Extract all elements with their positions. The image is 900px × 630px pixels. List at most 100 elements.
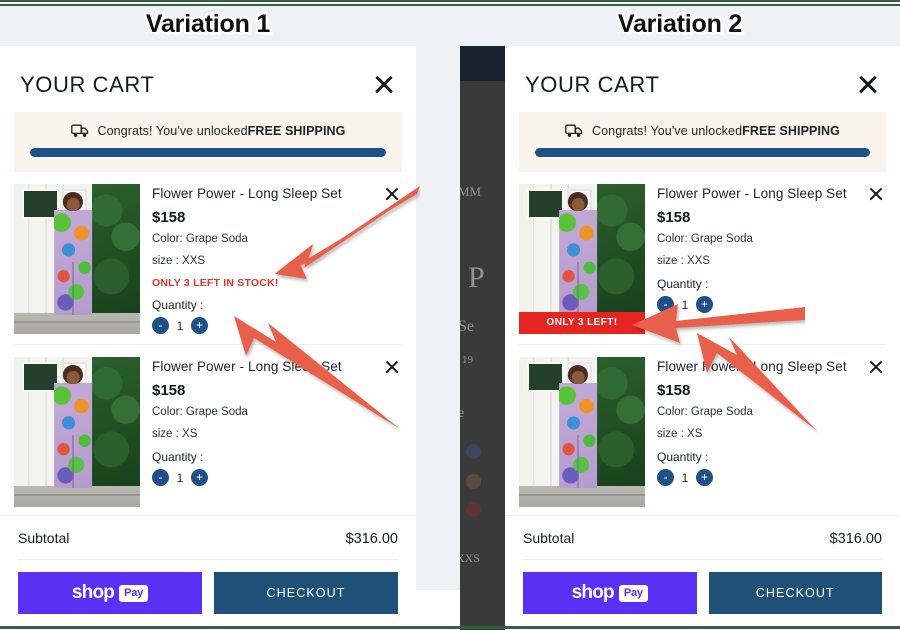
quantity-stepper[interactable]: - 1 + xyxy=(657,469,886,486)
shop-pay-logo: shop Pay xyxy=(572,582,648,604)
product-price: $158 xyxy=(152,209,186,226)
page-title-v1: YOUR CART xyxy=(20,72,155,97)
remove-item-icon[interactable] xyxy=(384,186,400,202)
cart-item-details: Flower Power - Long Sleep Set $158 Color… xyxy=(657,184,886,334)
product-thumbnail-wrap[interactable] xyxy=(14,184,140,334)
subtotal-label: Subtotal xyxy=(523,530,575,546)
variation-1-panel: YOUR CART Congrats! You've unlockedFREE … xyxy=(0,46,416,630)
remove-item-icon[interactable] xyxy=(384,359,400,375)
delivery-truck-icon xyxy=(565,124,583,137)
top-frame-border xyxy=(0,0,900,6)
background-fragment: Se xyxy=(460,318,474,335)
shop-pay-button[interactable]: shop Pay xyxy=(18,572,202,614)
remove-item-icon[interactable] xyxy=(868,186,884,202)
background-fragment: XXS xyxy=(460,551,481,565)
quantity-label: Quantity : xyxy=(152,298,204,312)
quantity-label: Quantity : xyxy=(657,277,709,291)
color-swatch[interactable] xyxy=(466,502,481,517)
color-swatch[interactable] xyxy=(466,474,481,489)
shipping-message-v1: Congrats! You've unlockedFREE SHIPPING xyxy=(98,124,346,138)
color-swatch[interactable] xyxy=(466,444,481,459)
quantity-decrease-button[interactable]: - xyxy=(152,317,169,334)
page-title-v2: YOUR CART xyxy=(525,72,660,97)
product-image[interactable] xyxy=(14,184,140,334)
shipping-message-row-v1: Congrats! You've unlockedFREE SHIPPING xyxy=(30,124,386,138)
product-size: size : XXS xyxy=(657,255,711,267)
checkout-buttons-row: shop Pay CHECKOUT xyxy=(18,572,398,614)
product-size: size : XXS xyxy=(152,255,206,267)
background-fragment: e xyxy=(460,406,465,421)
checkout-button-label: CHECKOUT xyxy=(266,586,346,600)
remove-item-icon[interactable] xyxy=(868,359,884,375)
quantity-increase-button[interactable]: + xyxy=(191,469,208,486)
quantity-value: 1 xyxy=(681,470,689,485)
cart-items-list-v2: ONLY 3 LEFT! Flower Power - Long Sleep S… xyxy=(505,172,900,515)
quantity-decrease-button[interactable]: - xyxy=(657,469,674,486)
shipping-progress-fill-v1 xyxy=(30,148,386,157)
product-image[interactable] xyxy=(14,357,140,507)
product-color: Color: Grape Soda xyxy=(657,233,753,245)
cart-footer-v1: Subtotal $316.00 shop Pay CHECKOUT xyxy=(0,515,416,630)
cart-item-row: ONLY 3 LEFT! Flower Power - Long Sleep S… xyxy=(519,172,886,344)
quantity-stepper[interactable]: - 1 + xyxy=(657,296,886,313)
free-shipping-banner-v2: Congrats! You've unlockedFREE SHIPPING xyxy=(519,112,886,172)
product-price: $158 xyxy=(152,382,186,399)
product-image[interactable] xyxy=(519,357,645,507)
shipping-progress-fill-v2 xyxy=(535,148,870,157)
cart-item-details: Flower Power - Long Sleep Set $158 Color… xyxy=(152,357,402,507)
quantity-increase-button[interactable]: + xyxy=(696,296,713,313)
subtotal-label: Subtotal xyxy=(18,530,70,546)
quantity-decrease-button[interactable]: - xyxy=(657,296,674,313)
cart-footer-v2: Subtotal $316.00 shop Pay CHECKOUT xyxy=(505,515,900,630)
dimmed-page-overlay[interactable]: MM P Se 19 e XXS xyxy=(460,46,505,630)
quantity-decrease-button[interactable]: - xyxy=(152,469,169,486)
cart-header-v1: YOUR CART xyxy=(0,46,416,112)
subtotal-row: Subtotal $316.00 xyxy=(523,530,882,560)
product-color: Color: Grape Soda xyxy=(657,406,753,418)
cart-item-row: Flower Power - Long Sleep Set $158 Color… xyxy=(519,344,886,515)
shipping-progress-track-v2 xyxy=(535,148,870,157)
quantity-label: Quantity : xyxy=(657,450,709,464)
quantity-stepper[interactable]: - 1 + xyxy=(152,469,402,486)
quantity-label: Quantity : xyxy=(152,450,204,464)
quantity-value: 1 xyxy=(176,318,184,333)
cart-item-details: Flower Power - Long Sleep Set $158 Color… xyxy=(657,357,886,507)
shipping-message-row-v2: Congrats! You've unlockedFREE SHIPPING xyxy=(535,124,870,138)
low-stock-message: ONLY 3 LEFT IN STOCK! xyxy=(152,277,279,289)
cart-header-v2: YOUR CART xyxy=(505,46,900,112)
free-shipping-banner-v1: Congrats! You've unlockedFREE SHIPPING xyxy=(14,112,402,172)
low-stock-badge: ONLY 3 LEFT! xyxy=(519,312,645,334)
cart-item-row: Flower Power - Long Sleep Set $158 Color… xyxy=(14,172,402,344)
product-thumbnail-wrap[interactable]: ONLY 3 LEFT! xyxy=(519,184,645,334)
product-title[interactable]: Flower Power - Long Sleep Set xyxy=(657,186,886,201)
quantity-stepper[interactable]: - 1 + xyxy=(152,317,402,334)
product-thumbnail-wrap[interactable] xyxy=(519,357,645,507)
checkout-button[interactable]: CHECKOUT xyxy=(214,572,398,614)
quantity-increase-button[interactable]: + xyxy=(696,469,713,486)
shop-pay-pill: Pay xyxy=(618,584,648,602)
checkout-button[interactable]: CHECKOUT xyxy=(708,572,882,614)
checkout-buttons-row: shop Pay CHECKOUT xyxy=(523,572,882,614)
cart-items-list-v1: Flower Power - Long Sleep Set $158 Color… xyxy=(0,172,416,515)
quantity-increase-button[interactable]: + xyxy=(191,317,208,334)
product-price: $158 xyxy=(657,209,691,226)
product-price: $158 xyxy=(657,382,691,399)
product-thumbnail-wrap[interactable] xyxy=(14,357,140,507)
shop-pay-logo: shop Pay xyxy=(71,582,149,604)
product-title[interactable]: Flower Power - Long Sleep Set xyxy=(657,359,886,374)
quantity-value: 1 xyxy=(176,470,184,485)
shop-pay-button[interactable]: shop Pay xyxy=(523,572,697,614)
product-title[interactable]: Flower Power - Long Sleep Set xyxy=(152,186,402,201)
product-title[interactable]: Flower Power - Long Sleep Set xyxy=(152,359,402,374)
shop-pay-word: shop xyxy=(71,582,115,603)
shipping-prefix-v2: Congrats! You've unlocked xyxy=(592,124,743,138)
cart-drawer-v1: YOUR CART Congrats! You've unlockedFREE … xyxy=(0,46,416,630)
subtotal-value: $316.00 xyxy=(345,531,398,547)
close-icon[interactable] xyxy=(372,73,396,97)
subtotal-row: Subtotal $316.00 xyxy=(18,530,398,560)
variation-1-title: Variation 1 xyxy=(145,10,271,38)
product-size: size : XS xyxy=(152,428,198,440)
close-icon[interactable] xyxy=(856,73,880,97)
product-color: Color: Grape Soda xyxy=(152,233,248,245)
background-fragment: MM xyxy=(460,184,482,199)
---
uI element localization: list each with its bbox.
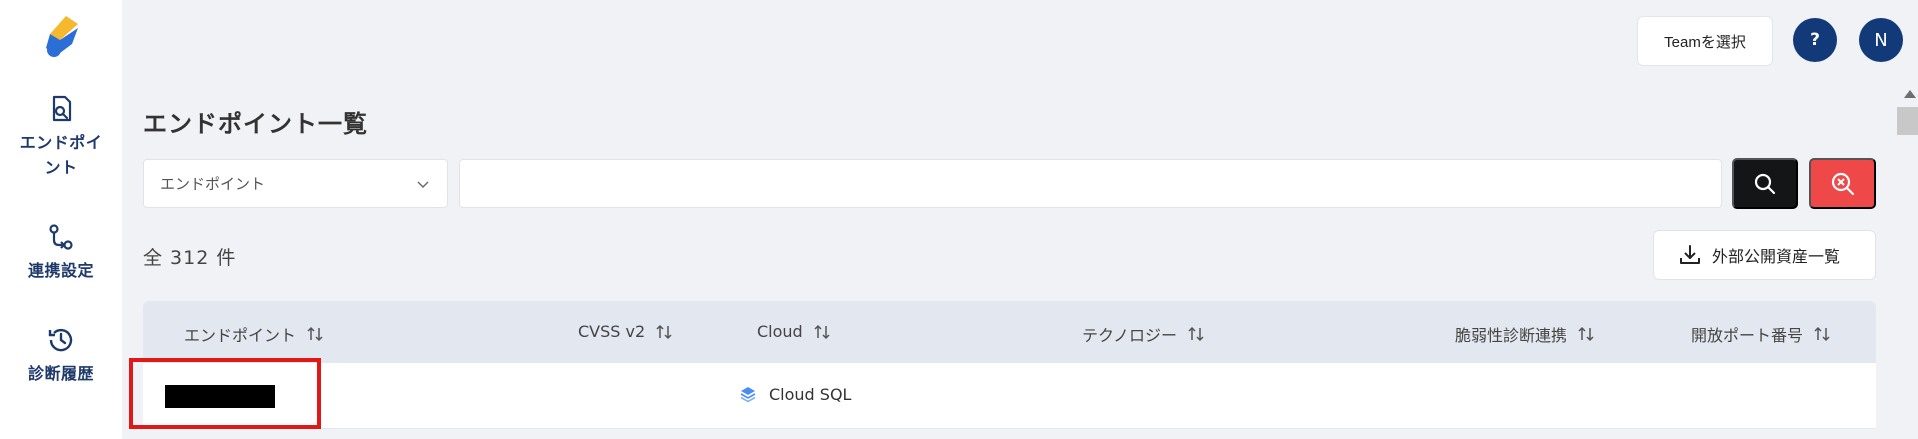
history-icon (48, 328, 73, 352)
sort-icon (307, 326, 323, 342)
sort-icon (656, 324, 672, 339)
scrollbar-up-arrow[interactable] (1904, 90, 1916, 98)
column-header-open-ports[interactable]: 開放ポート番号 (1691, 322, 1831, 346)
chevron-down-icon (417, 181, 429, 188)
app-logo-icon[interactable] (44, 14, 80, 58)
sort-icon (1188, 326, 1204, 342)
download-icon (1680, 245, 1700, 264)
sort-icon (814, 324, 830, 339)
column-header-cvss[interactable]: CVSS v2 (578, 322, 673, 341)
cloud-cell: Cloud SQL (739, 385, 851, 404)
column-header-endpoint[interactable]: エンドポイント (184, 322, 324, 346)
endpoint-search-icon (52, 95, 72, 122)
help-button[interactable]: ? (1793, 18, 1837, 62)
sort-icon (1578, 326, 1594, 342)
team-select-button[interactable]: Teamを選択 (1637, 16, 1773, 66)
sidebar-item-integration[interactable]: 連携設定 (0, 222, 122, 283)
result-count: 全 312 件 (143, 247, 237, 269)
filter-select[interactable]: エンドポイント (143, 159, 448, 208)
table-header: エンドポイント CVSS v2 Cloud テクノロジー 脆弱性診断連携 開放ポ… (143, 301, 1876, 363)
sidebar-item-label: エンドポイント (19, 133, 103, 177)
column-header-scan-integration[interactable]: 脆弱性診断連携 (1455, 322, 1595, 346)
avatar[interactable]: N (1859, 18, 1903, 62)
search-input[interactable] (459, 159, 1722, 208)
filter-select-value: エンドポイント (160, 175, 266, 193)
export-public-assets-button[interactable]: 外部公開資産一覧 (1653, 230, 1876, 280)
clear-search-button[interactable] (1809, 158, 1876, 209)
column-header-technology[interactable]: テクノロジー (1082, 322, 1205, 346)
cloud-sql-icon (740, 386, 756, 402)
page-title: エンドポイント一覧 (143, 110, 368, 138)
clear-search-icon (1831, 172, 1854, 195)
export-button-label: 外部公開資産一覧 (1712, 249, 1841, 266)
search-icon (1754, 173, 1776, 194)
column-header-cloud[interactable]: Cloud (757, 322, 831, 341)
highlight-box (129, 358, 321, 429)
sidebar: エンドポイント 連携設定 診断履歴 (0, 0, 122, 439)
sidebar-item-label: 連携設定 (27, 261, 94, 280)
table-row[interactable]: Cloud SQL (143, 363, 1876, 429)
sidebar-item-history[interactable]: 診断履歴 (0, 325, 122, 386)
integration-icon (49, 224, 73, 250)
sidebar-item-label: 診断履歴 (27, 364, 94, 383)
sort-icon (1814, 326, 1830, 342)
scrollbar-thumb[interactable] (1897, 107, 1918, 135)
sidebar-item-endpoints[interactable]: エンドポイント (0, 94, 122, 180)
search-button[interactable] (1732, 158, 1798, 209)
...
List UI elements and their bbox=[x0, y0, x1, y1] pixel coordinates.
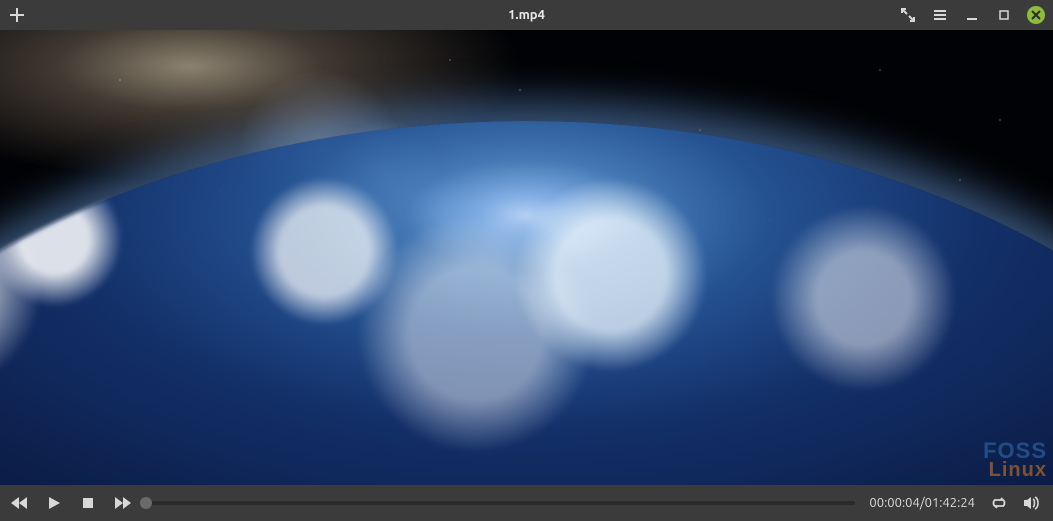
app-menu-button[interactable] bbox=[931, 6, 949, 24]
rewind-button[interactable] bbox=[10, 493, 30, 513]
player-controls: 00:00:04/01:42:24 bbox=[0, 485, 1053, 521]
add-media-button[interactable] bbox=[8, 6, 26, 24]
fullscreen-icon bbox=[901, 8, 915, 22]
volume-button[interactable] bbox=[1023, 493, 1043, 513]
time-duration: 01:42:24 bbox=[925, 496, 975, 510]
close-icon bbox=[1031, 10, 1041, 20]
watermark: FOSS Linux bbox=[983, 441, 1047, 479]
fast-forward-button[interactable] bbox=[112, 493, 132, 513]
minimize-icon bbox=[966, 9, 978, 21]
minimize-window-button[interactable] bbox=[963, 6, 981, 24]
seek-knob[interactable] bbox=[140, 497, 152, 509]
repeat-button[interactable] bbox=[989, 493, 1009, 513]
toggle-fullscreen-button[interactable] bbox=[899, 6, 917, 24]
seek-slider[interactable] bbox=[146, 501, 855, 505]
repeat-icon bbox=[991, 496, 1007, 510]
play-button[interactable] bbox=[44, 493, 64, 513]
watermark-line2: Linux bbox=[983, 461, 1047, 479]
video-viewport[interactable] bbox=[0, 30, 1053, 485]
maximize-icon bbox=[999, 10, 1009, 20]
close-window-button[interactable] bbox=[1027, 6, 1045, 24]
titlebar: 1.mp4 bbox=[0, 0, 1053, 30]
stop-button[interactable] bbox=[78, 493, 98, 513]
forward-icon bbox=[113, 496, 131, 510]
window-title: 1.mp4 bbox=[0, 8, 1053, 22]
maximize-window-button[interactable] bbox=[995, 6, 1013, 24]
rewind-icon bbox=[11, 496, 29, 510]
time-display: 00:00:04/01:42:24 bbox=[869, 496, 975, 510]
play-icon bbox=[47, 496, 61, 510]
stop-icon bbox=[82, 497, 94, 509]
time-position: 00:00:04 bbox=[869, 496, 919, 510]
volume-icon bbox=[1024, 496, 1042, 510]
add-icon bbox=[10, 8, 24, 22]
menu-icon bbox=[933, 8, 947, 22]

*TASK STATEMENT:*
Reproduce the data above verbatim, from the line containing "app-menu-button[interactable] bbox=[931, 6, 949, 24]" through the line containing "menu-icon bbox=[933, 8, 947, 22]", with both of those lines included.

*EXPECTED ANSWER:*
app-menu-button[interactable] bbox=[931, 6, 949, 24]
rewind-button[interactable] bbox=[10, 493, 30, 513]
player-controls: 00:00:04/01:42:24 bbox=[0, 485, 1053, 521]
add-media-button[interactable] bbox=[8, 6, 26, 24]
fullscreen-icon bbox=[901, 8, 915, 22]
volume-button[interactable] bbox=[1023, 493, 1043, 513]
time-duration: 01:42:24 bbox=[925, 496, 975, 510]
close-icon bbox=[1031, 10, 1041, 20]
watermark: FOSS Linux bbox=[983, 441, 1047, 479]
fast-forward-button[interactable] bbox=[112, 493, 132, 513]
minimize-icon bbox=[966, 9, 978, 21]
minimize-window-button[interactable] bbox=[963, 6, 981, 24]
seek-knob[interactable] bbox=[140, 497, 152, 509]
repeat-button[interactable] bbox=[989, 493, 1009, 513]
toggle-fullscreen-button[interactable] bbox=[899, 6, 917, 24]
seek-slider[interactable] bbox=[146, 501, 855, 505]
repeat-icon bbox=[991, 496, 1007, 510]
play-button[interactable] bbox=[44, 493, 64, 513]
watermark-line2: Linux bbox=[983, 461, 1047, 479]
video-viewport[interactable] bbox=[0, 30, 1053, 485]
maximize-icon bbox=[999, 10, 1009, 20]
close-window-button[interactable] bbox=[1027, 6, 1045, 24]
titlebar: 1.mp4 bbox=[0, 0, 1053, 30]
stop-button[interactable] bbox=[78, 493, 98, 513]
forward-icon bbox=[113, 496, 131, 510]
window-title: 1.mp4 bbox=[0, 8, 1053, 22]
maximize-window-button[interactable] bbox=[995, 6, 1013, 24]
rewind-icon bbox=[11, 496, 29, 510]
time-display: 00:00:04/01:42:24 bbox=[869, 496, 975, 510]
play-icon bbox=[47, 496, 61, 510]
stop-icon bbox=[82, 497, 94, 509]
time-position: 00:00:04 bbox=[869, 496, 919, 510]
volume-icon bbox=[1024, 496, 1042, 510]
add-icon bbox=[10, 8, 24, 22]
menu-icon bbox=[933, 8, 947, 22]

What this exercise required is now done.